━━ DATASET ENTRIES ━━

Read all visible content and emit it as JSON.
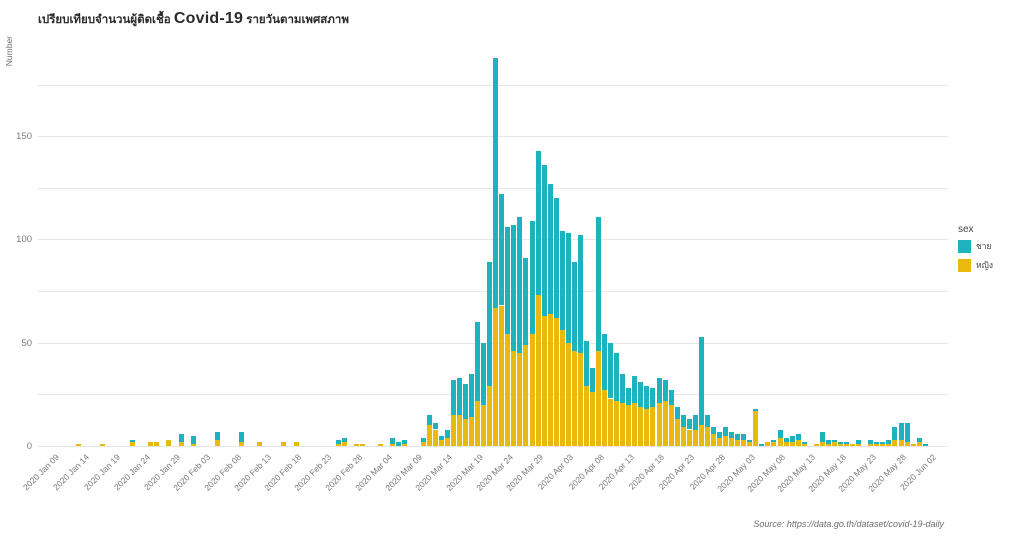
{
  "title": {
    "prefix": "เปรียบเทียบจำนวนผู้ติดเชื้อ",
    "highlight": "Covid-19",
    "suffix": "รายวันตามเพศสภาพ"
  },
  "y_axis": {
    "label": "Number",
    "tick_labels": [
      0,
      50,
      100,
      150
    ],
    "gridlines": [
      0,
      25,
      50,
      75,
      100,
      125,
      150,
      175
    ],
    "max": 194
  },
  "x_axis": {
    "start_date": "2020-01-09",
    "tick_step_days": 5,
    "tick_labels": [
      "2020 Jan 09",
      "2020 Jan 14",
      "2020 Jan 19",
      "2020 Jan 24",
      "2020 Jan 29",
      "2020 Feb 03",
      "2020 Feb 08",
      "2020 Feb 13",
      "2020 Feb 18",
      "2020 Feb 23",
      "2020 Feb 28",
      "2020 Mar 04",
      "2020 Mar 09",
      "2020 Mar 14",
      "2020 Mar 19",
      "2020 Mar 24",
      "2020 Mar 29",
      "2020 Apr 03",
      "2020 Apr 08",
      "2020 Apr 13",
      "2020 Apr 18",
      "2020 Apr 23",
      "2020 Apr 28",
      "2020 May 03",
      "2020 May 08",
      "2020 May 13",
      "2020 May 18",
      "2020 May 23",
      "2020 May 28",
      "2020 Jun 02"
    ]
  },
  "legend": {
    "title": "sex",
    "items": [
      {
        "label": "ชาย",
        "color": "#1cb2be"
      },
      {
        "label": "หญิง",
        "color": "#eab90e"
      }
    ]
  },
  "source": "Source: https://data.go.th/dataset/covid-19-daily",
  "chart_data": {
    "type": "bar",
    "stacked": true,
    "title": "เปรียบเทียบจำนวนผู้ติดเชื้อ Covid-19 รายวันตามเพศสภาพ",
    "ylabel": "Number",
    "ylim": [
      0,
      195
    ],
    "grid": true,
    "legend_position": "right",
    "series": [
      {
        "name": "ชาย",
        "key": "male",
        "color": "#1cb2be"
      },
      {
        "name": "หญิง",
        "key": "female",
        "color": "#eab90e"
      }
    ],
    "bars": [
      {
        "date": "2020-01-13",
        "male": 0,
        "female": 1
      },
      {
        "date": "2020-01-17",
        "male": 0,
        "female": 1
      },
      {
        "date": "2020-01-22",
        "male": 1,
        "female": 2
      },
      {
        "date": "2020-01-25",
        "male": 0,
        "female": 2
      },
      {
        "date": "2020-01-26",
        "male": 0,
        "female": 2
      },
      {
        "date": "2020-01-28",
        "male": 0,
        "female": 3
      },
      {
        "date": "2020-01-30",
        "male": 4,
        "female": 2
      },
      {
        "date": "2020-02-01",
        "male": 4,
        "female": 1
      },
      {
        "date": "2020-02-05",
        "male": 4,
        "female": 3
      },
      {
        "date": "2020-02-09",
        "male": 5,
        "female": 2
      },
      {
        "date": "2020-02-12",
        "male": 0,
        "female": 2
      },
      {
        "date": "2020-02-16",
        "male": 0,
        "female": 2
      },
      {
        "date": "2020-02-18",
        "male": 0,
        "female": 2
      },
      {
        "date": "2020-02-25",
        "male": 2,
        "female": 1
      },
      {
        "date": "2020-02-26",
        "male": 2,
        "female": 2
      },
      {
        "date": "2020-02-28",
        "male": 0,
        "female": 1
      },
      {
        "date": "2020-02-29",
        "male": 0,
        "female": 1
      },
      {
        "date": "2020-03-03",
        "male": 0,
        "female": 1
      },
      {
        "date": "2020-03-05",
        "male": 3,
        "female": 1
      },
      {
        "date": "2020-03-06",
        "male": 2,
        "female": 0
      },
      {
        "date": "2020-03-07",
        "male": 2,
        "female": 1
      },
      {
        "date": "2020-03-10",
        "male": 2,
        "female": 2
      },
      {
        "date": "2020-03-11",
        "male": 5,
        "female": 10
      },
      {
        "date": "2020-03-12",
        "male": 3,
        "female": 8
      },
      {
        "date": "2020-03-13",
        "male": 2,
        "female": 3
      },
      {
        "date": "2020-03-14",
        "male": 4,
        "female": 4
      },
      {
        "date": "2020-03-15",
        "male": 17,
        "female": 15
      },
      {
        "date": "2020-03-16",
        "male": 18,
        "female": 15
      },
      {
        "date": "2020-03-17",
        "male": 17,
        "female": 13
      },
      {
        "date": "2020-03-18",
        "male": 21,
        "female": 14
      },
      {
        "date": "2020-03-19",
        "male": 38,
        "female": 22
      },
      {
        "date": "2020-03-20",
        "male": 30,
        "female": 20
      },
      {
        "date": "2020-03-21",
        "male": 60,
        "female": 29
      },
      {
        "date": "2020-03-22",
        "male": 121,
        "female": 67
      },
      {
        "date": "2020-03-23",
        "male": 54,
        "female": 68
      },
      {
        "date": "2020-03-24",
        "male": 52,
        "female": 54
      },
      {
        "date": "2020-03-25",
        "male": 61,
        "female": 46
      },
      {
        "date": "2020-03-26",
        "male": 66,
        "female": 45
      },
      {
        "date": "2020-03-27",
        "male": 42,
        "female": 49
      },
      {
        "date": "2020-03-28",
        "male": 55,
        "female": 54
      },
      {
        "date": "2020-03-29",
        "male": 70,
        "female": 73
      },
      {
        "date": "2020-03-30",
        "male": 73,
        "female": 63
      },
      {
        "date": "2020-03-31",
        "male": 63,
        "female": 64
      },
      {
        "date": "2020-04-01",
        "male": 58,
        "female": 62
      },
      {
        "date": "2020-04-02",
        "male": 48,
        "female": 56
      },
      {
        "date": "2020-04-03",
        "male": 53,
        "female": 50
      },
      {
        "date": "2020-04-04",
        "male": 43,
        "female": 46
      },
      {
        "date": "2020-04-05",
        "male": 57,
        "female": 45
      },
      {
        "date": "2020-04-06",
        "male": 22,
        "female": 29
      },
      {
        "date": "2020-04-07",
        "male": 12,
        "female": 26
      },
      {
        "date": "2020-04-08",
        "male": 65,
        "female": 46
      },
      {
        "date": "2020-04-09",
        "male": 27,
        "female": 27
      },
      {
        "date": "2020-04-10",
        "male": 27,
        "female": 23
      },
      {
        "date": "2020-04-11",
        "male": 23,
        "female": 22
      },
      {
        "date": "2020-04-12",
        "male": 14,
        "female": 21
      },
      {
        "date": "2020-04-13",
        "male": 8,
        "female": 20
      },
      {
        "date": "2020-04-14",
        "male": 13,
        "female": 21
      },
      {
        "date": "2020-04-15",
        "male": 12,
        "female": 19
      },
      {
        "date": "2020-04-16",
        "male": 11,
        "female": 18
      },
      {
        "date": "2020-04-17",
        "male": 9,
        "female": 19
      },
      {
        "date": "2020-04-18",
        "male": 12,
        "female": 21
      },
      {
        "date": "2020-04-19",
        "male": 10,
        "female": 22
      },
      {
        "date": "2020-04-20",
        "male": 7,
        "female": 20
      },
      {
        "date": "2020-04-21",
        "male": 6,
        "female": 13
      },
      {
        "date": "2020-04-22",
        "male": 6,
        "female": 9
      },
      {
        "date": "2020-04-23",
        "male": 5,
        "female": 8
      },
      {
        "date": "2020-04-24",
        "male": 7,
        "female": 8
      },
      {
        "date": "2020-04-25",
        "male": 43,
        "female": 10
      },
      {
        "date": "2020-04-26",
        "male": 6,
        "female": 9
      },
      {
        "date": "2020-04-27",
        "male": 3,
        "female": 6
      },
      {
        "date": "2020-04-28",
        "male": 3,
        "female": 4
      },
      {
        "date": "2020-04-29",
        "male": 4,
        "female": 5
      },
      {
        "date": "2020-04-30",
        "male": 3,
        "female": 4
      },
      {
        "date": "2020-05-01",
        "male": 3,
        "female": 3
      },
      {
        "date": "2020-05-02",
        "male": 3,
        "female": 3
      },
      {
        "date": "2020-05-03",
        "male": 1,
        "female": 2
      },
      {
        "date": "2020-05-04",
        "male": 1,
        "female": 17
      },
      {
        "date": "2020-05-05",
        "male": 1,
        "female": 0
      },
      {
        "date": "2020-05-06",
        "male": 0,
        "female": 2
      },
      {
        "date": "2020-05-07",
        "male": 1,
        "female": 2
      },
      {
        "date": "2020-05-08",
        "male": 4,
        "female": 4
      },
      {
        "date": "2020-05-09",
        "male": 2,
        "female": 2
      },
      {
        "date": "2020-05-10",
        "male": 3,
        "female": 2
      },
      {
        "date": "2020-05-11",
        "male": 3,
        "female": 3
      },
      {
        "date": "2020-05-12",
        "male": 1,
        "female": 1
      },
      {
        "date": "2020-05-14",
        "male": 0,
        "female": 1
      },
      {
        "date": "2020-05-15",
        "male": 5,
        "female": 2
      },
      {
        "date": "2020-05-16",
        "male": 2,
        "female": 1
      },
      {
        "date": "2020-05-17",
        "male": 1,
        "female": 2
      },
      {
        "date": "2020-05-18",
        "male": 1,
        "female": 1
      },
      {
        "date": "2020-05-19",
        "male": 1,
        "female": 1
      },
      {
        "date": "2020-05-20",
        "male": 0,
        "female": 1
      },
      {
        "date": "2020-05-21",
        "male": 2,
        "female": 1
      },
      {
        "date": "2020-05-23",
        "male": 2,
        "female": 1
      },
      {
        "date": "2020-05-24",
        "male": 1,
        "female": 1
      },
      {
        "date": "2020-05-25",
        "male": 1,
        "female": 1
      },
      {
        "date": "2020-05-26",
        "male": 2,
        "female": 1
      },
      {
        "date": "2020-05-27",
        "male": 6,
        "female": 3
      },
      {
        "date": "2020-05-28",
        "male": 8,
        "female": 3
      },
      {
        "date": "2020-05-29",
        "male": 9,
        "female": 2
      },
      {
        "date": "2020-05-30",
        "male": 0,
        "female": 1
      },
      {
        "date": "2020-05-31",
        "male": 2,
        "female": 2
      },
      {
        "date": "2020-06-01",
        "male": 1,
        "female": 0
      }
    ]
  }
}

━━━

Where a line above holds the string "ยบเท", show that line.

[WRITTEN REPLY]
    "prefix": "เปรียบเทียบจำนวนผู้ติดเชื้อ",
    "title": "เปรียบเทียบจำนวนผู้ติดเชื้อ Covid-19 รายวันตามเพศสภาพ",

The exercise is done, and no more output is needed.